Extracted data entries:
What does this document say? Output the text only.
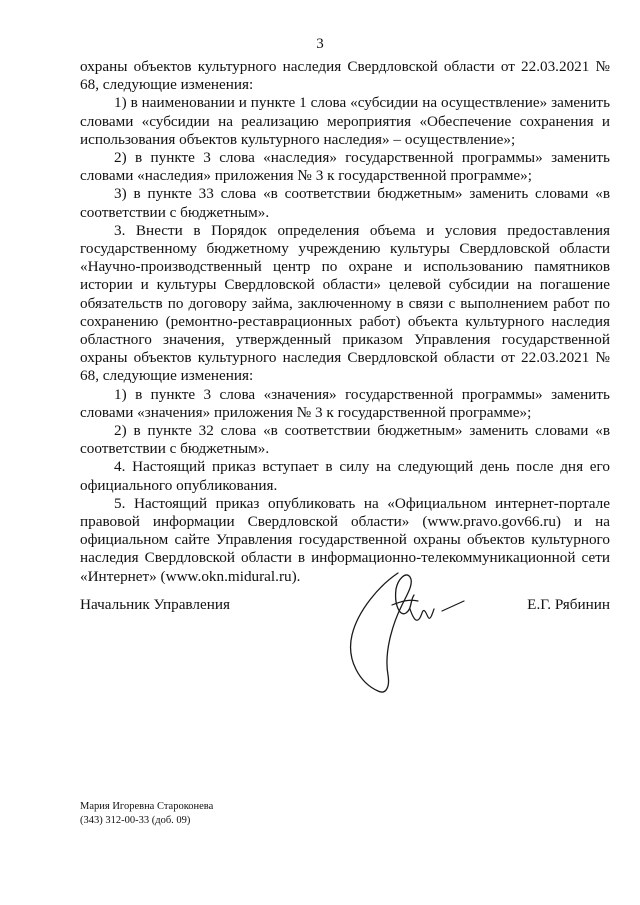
3

охраны объектов культурного наследия Свердловской области от 22.03.2021 № 68, следующие изменения:

1) в наименовании и пункте 1 слова «субсидии на осуществление» заменить словами «субсидии на реализацию мероприятия «Обеспечение сохранения и использования объектов культурного наследия» – осуществление»;

2) в пункте 3 слова «наследия» государственной программы» заменить словами «наследия» приложения № 3 к государственной программе»;

3) в пункте 33 слова «в соответствии бюджетным» заменить словами «в соответствии с бюджетным».

3. Внести в Порядок определения объема и условия предоставления государственному бюджетному учреждению культуры Свердловской области «Научно-производственный центр по охране и использованию памятников истории и культуры Свердловской области» целевой субсидии на погашение обязательств по договору займа, заключенному в связи с выполнением работ по сохранению (ремонтно-реставрационных работ) объекта культурного наследия областного значения, утвержденный приказом Управления государственной охраны объектов культурного наследия Свердловской области от 22.03.2021 № 68, следующие изменения:

1) в пункте 3 слова «значения» государственной программы» заменить словами «значения» приложения № 3 к государственной программе»;

2) в пункте 32 слова «в соответствии бюджетным» заменить словами «в соответствии с бюджетным».

4. Настоящий приказ вступает в силу на следующий день после дня его официального опубликования.

5. Настоящий приказ опубликовать на «Официальном интернет-портале правовой информации Свердловской области» (www.pravo.gov66.ru) и на официальном сайте Управления государственной охраны объектов культурного наследия Свердловской области в информационно-телекоммуникационной сети «Интернет» (www.okn.midural.ru).

Начальник Управления	Е.Г. Рябинин
Мария Игоревна Староконева
(343) 312-00-33 (доб. 09)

TASK STATEMENT: All entries are to be retyped exactly. Omit any embedded images.

THE RESPONSE:
What does this document say? Output the text only.
3

охраны объектов культурного наследия Свердловской области от 22.03.2021 № 68, следующие изменения:

1) в наименовании и пункте 1 слова «субсидии на осуществление» заменить словами «субсидии на реализацию мероприятия «Обеспечение сохранения и использования объектов культурного наследия» – осуществление»;

2) в пункте 3 слова «наследия» государственной программы» заменить словами «наследия» приложения № 3 к государственной программе»;

3) в пункте 33 слова «в соответствии бюджетным» заменить словами «в соответствии с бюджетным».

3. Внести в Порядок определения объема и условия предоставления государственному бюджетному учреждению культуры Свердловской области «Научно-производственный центр по охране и использованию памятников истории и культуры Свердловской области» целевой субсидии на погашение обязательств по договору займа, заключенному в связи с выполнением работ по сохранению (ремонтно-реставрационных работ) объекта культурного наследия областного значения, утвержденный приказом Управления государственной охраны объектов культурного наследия Свердловской области от 22.03.2021 № 68, следующие изменения:

1) в пункте 3 слова «значения» государственной программы» заменить словами «значения» приложения № 3 к государственной программе»;

2) в пункте 32 слова «в соответствии бюджетным» заменить словами «в соответствии с бюджетным».

4. Настоящий приказ вступает в силу на следующий день после дня его официального опубликования.

5. Настоящий приказ опубликовать на «Официальном интернет-портале правовой информации Свердловской области» (www.pravo.gov66.ru) и на официальном сайте Управления государственной охраны объектов культурного наследия Свердловской области в информационно-телекоммуникационной сети «Интернет» (www.okn.midural.ru).

Начальник Управления	Е.Г. Рябинин
Мария Игоревна Староконева
(343) 312-00-33 (доб. 09)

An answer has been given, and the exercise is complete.